Collect all lines below with the string "จอมมารก".
——
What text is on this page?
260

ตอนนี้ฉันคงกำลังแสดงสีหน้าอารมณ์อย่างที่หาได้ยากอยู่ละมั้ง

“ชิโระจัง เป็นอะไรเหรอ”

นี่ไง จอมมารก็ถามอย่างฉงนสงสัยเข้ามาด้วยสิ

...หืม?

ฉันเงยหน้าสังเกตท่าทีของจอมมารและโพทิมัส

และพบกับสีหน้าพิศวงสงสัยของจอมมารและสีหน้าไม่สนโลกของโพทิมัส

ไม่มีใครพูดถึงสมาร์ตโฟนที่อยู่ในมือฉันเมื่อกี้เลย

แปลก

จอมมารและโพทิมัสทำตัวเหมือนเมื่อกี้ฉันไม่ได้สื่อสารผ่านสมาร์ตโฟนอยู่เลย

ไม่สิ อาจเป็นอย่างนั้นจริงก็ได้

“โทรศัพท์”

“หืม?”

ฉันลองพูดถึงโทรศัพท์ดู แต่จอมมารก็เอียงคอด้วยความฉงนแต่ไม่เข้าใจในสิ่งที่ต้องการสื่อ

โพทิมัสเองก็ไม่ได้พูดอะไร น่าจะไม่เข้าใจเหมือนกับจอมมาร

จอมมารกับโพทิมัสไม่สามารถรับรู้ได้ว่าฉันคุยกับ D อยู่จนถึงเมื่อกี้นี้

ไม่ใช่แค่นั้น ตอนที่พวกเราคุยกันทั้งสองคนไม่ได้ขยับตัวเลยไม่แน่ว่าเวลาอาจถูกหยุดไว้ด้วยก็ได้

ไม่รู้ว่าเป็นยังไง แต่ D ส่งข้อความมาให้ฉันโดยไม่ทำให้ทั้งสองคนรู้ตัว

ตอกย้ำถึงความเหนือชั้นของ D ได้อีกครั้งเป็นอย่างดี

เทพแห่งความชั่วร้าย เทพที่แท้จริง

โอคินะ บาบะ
——
*REPLY TO THE TASK*
นี่ไง จอมมารก็ถามอย่างฉงนสงสัยเข้ามาด้วยสิ
ฉันลองพูดถึงโทรศัพท์ดู แต่จอมมารก็เอียงคอด้วยความฉงนแต่ไม่เข้าใจในสิ่งที่ต้องการสื่อ
จอมมารกับโพทิมัสไม่สามารถรับรู้ได้ว่าฉันคุยกับ D อยู่จนถึงเมื่อกี้นี้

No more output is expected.